» **WHAT NEEDS TO BE DONE**: Reproduce each line exactly. Skip none.

» **THE DATA**:
— begin —

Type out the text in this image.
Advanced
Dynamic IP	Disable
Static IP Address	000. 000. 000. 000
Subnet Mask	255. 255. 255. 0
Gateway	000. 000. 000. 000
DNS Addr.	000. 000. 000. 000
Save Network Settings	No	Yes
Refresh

— end —

» **IN RESPONSE**:
Type out the text in this image.
Advanced
Dynamic IP	Disable
Static IP Address	000. 000. 000. 000
Subnet Mask	255. 255. 255. 0
Gateway	000. 000. 000. 000
DNS Addr.	000. 000. 000. 000
Save Network Settings	No	Yes
Refresh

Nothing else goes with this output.